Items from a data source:
• • • • • • •
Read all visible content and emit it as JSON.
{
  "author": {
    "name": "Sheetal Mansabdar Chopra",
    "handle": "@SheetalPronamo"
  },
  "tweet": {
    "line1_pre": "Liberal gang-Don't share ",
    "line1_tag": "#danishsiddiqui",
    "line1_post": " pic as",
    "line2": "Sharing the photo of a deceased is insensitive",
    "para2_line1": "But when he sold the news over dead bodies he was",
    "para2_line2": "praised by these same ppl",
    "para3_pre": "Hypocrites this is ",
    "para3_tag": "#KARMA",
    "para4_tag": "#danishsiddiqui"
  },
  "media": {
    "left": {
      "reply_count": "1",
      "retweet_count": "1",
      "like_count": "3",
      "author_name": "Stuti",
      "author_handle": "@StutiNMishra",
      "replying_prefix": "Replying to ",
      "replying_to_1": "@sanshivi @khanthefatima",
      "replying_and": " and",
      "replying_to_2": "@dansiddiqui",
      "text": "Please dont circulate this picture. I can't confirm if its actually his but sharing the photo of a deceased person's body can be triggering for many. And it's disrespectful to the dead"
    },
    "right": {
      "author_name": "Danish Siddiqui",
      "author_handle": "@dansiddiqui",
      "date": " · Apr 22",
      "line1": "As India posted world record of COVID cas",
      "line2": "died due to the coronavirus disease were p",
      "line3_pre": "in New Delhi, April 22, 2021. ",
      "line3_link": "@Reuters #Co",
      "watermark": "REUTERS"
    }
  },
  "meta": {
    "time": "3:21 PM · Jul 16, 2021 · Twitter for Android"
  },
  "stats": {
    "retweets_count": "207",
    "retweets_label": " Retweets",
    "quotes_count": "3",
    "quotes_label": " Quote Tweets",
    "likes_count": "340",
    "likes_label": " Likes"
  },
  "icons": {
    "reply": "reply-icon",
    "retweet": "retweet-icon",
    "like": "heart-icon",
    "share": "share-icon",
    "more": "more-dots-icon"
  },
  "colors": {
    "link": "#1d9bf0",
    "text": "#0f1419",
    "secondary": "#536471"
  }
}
• • • • • • •
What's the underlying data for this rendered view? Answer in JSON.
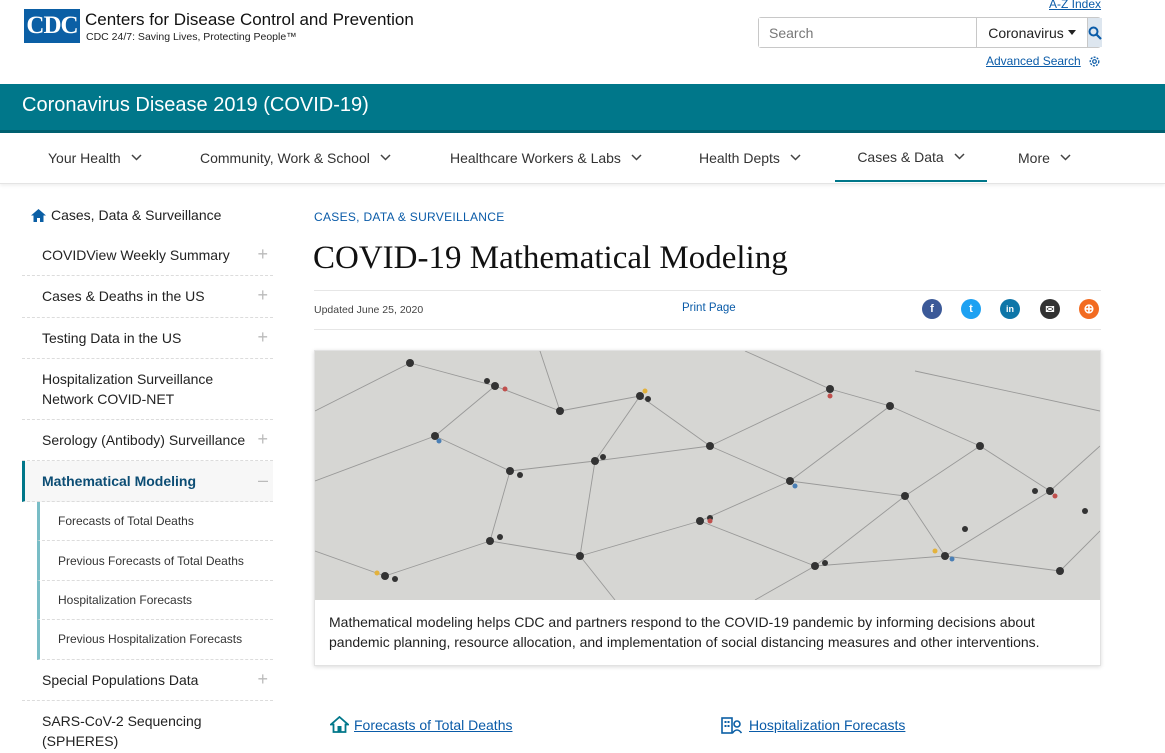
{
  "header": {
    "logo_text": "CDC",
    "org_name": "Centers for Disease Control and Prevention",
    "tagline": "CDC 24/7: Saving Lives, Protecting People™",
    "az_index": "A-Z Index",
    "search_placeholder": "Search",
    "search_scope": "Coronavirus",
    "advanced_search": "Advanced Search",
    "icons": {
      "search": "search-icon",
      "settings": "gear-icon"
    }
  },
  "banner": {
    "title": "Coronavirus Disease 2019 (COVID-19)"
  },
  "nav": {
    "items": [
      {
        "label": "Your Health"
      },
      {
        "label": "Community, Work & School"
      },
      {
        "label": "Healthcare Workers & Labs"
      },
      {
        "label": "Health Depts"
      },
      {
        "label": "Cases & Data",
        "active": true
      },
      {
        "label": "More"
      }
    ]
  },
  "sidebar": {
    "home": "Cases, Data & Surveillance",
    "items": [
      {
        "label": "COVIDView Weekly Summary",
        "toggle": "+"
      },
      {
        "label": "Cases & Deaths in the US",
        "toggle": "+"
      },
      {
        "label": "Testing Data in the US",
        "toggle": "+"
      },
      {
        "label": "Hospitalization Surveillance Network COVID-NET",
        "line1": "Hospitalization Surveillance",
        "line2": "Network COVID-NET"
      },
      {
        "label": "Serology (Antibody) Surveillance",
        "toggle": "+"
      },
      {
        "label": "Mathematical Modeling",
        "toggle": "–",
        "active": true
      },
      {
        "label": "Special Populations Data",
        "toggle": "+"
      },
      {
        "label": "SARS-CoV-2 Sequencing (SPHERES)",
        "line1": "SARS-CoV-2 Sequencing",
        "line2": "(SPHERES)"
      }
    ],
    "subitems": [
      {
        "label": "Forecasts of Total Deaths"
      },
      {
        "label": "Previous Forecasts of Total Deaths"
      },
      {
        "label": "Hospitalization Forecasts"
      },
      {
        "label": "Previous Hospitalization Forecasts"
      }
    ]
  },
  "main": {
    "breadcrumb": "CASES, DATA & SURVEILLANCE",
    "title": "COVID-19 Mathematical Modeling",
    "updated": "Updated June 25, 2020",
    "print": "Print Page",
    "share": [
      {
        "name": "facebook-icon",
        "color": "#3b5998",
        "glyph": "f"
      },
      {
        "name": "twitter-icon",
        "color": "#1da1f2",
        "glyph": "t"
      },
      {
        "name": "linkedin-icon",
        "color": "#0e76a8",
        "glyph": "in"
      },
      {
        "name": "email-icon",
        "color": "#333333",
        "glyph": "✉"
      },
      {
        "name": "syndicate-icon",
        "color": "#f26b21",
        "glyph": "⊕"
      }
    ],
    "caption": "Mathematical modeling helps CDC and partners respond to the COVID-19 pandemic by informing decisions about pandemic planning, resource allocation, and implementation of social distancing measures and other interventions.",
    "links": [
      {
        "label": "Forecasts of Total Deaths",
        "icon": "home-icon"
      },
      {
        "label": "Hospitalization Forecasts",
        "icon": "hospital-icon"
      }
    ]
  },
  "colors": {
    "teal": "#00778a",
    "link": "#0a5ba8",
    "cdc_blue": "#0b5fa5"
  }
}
• • • • • • •
(Instructions to follow) Read through the data above. Report each line that has the word "title".

(Written response)
    "title": "Coronavirus Disease 2019 (COVID-19)"
    "title": "COVID-19 Mathematical Modeling",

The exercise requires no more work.